-- Start of Records for processing --

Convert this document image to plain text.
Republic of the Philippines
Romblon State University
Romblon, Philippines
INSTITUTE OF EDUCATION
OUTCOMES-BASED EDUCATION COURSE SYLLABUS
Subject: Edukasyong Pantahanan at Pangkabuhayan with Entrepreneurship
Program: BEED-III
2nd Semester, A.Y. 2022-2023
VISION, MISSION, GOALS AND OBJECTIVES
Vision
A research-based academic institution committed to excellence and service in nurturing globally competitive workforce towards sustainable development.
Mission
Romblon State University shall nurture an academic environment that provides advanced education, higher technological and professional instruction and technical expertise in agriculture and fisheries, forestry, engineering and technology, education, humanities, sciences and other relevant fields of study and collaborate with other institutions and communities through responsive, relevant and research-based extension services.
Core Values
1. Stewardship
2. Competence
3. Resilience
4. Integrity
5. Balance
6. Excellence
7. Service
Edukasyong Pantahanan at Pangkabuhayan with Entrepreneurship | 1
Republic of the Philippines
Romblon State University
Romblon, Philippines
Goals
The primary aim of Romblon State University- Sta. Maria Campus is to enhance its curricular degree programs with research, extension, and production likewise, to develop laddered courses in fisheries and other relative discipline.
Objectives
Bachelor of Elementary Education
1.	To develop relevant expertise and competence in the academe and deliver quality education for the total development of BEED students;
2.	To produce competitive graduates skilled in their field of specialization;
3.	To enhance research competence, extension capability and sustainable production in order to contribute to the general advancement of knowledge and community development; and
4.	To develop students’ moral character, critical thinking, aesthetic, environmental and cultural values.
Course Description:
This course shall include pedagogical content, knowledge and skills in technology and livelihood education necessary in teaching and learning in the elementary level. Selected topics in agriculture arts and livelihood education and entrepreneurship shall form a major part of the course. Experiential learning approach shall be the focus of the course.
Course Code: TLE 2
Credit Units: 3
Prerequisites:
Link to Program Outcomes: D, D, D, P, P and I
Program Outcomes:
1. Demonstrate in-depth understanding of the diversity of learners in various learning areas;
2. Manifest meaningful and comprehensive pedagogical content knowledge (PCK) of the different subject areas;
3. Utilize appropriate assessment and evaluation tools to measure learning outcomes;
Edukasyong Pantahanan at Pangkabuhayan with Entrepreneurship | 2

-- End of Records for processing --

Each line of the material above must be retyped precisely.

• [Result]
Convert this document image to plain text.
Republic of the Philippines
Romblon State University
Romblon, Philippines
INSTITUTE OF EDUCATION
OUTCOMES-BASED EDUCATION COURSE SYLLABUS
Subject: Edukasyong Pantahanan at Pangkabuhayan with Entrepreneurship
Program: BEED-III
2nd Semester, A.Y. 2022-2023
VISION, MISSION, GOALS AND OBJECTIVES
Vision
A research-based academic institution committed to excellence and service in nurturing globally competitive workforce towards sustainable development.
Mission
Romblon State University shall nurture an academic environment that provides advanced education, higher technological and professional instruction and technical expertise in agriculture and fisheries, forestry, engineering and technology, education, humanities, sciences and other relevant fields of study and collaborate with other institutions and communities through responsive, relevant and research-based extension services.
Core Values
1. Stewardship
2. Competence
3. Resilience
4. Integrity
5. Balance
6. Excellence
7. Service
Edukasyong Pantahanan at Pangkabuhayan with Entrepreneurship | 1
Republic of the Philippines
Romblon State University
Romblon, Philippines
Goals
The primary aim of Romblon State University- Sta. Maria Campus is to enhance its curricular degree programs with research, extension, and production likewise, to develop laddered courses in fisheries and other relative discipline.
Objectives
Bachelor of Elementary Education
1.	To develop relevant expertise and competence in the academe and deliver quality education for the total development of BEED students;
2.	To produce competitive graduates skilled in their field of specialization;
3.	To enhance research competence, extension capability and sustainable production in order to contribute to the general advancement of knowledge and community development; and
4.	To develop students’ moral character, critical thinking, aesthetic, environmental and cultural values.
Course Description:
This course shall include pedagogical content, knowledge and skills in technology and livelihood education necessary in teaching and learning in the elementary level. Selected topics in agriculture arts and livelihood education and entrepreneurship shall form a major part of the course. Experiential learning approach shall be the focus of the course.
Course Code: TLE 2
Credit Units: 3
Prerequisites:
Link to Program Outcomes: D, D, D, P, P and I
Program Outcomes:
1. Demonstrate in-depth understanding of the diversity of learners in various learning areas;
2. Manifest meaningful and comprehensive pedagogical content knowledge (PCK) of the different subject areas;
3. Utilize appropriate assessment and evaluation tools to measure learning outcomes;
Edukasyong Pantahanan at Pangkabuhayan with Entrepreneurship | 2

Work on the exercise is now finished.